**AIM**
Scan the entries below. List each line with "name".

**DATA FOR PROCESSING**
(begin)

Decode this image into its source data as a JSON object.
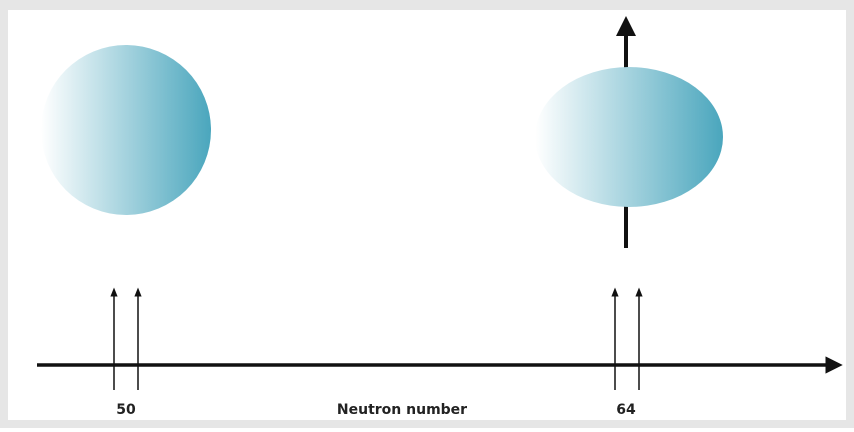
{
  "axis": {
    "label": "Neutron number",
    "ticks": [
      {
        "label": "50"
      },
      {
        "label": "64"
      }
    ]
  }
}
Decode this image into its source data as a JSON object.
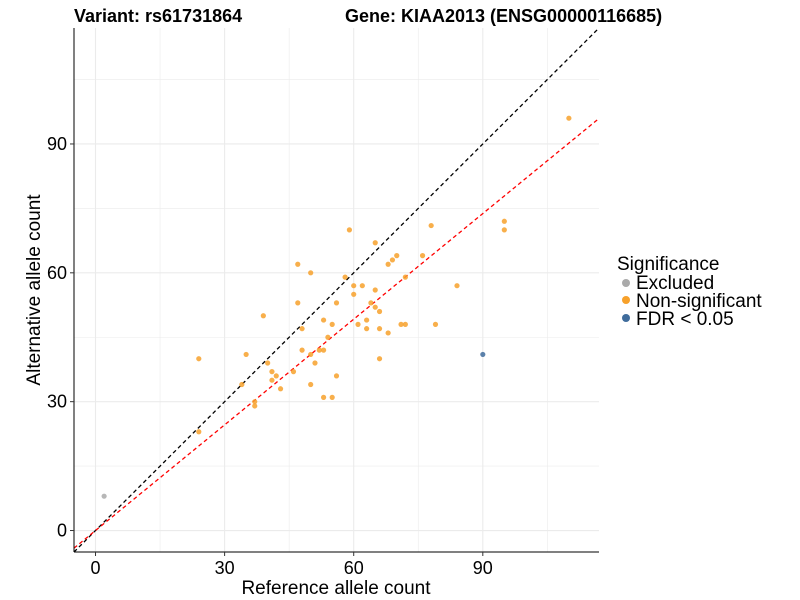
{
  "title_left": "Variant: rs61731864",
  "title_right": "Gene: KIAA2013 (ENSG00000116685)",
  "colors": {
    "excluded": "#aaaaaa",
    "non_significant": "#f7a12b",
    "significant": "#3f6c9c",
    "identity_line": "#000000",
    "fit_line": "#ff0000",
    "grid": "#ebebeb"
  },
  "chart_data": {
    "type": "scatter",
    "title": "",
    "xlabel": "Reference allele count",
    "ylabel": "Alternative allele count",
    "xlim": [
      -5,
      117
    ],
    "ylim": [
      -5,
      117
    ],
    "xticks": [
      0,
      30,
      60,
      90
    ],
    "yticks": [
      0,
      30,
      60,
      90
    ],
    "grid": true,
    "legend": {
      "title": "Significance",
      "position": "right",
      "entries": [
        {
          "label": "Excluded",
          "color_key": "excluded"
        },
        {
          "label": "Non-significant",
          "color_key": "non_significant"
        },
        {
          "label": "FDR < 0.05",
          "color_key": "significant"
        }
      ]
    },
    "reference_lines": [
      {
        "type": "identity",
        "style": "dashed",
        "color_key": "identity_line",
        "slope": 1,
        "intercept": 0
      },
      {
        "type": "fit",
        "style": "dashed",
        "color_key": "fit_line",
        "slope": 0.82,
        "intercept": 0
      }
    ],
    "series": [
      {
        "name": "Excluded",
        "color_key": "excluded",
        "points": [
          [
            2,
            8
          ]
        ]
      },
      {
        "name": "Non-significant",
        "color_key": "non_significant",
        "points": [
          [
            24,
            40
          ],
          [
            24,
            23
          ],
          [
            34,
            34
          ],
          [
            35,
            41
          ],
          [
            37,
            30
          ],
          [
            37,
            29
          ],
          [
            39,
            50
          ],
          [
            40,
            39
          ],
          [
            41,
            37
          ],
          [
            41,
            35
          ],
          [
            42,
            36
          ],
          [
            43,
            33
          ],
          [
            46,
            37
          ],
          [
            47,
            62
          ],
          [
            47,
            53
          ],
          [
            48,
            47
          ],
          [
            48,
            42
          ],
          [
            50,
            60
          ],
          [
            50,
            41
          ],
          [
            50,
            34
          ],
          [
            51,
            39
          ],
          [
            52,
            42
          ],
          [
            53,
            42
          ],
          [
            53,
            49
          ],
          [
            53,
            31
          ],
          [
            54,
            45
          ],
          [
            55,
            31
          ],
          [
            55,
            48
          ],
          [
            56,
            53
          ],
          [
            56,
            36
          ],
          [
            58,
            59
          ],
          [
            59,
            70
          ],
          [
            60,
            57
          ],
          [
            60,
            55
          ],
          [
            61,
            48
          ],
          [
            62,
            57
          ],
          [
            63,
            49
          ],
          [
            63,
            47
          ],
          [
            64,
            53
          ],
          [
            65,
            56
          ],
          [
            65,
            52
          ],
          [
            65,
            67
          ],
          [
            66,
            51
          ],
          [
            66,
            47
          ],
          [
            66,
            40
          ],
          [
            68,
            62
          ],
          [
            68,
            46
          ],
          [
            69,
            63
          ],
          [
            70,
            64
          ],
          [
            71,
            48
          ],
          [
            72,
            59
          ],
          [
            72,
            48
          ],
          [
            76,
            64
          ],
          [
            78,
            71
          ],
          [
            79,
            48
          ],
          [
            84,
            57
          ],
          [
            95,
            72
          ],
          [
            95,
            70
          ],
          [
            110,
            96
          ]
        ]
      },
      {
        "name": "FDR < 0.05",
        "color_key": "significant",
        "points": [
          [
            90,
            41
          ]
        ]
      }
    ]
  }
}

(end)

**EXERCISE RESULT**
        "name": "Excluded",
        "name": "Non-significant",
        "name": "FDR < 0.05",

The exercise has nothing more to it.